Problem to solve:
Pull out every line in the data that has the string "white" in it.

(Dataset excerpt)
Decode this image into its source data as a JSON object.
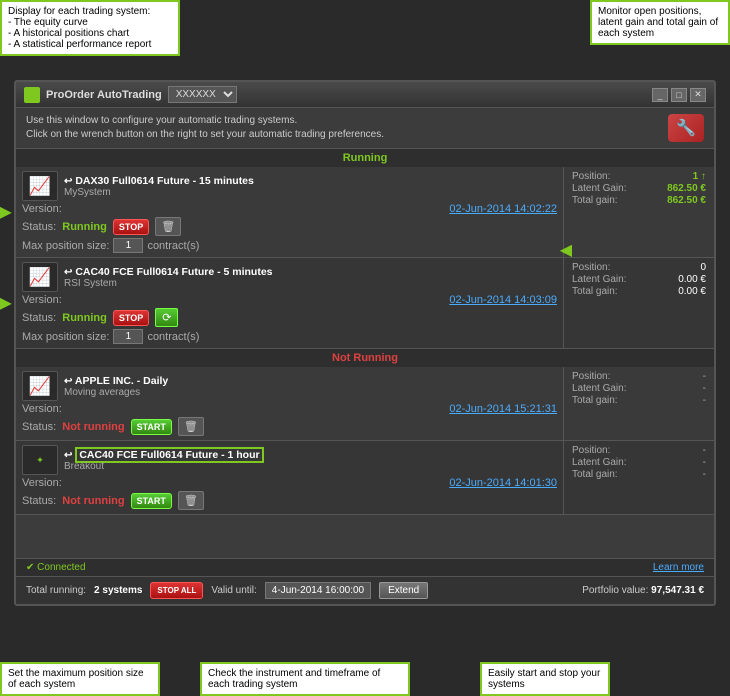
{
  "annotations": {
    "topleft": {
      "lines": [
        "Display for each trading system:",
        "- The equity curve",
        "- A historical positions chart",
        "- A statistical performance report"
      ]
    },
    "topright": {
      "text": "Monitor open positions, latent gain and total gain of each system"
    },
    "bottomleft": {
      "text": "Set the maximum position size of each system"
    },
    "bottomcenter": {
      "text": "Check the instrument and timeframe of each trading system"
    },
    "bottomright": {
      "text": "Easily start and stop your systems"
    }
  },
  "window": {
    "title": "ProOrder AutoTrading",
    "dropdown_value": "XXXXXX",
    "header_line1": "Use this window to configure your automatic trading systems.",
    "header_line2": "Click on the wrench button on the right to set your automatic trading preferences."
  },
  "sections": {
    "running_label": "Running",
    "notrunning_label": "Not Running"
  },
  "systems": [
    {
      "id": "sys1",
      "instrument": "DAX30  Full0614 Future - 15 minutes",
      "name": "MySystem",
      "version_date": "02-Jun-2014 14:02:22",
      "status": "Running",
      "is_running": true,
      "max_position": "1",
      "position": "1 ↑",
      "latent_gain": "862.50 €",
      "total_gain": "862.50 €",
      "position_color": "green",
      "gain_color": "green"
    },
    {
      "id": "sys2",
      "instrument": "CAC40 FCE Full0614 Future - 5 minutes",
      "name": "RSI System",
      "version_date": "02-Jun-2014 14:03:09",
      "status": "Running",
      "is_running": true,
      "max_position": "1",
      "position": "0",
      "latent_gain": "0.00 €",
      "total_gain": "0.00 €",
      "position_color": "white",
      "gain_color": "white"
    },
    {
      "id": "sys3",
      "instrument": "APPLE INC. - Daily",
      "name": "Moving averages",
      "version_date": "02-Jun-2014 15:21:31",
      "status": "Not running",
      "is_running": false,
      "max_position": "",
      "position": "-",
      "latent_gain": "-",
      "total_gain": "-",
      "position_color": "dash",
      "gain_color": "dash"
    },
    {
      "id": "sys4",
      "instrument": "CAC40 FCE Full0614 Future - 1 hour",
      "name": "Breakout",
      "version_date": "02-Jun-2014 14:01:30",
      "status": "Not running",
      "is_running": false,
      "max_position": "",
      "position": "-",
      "latent_gain": "-",
      "total_gain": "-",
      "position_color": "dash",
      "gain_color": "dash"
    }
  ],
  "footer": {
    "total_running_label": "Total running:",
    "total_running_count": "2 systems",
    "valid_until_label": "Valid until:",
    "valid_date": "4-Jun-2014 16:00:00",
    "extend_label": "Extend",
    "portfolio_label": "Portfolio value:",
    "portfolio_value": "97,547.31 €"
  },
  "statusbar": {
    "connected_text": "✔ Connected",
    "learn_more": "Learn more"
  },
  "labels": {
    "version": "Version:",
    "status": "Status:",
    "max_pos": "Max position size:",
    "contracts": "contract(s)",
    "position": "Position:",
    "latent_gain": "Latent Gain:",
    "total_gain": "Total gain:",
    "stop_btn": "STOP",
    "stop_btn_all": "STOP ALL",
    "start_btn": "START"
  }
}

Exercise answer:
      "position_color": "white",
      "gain_color": "white"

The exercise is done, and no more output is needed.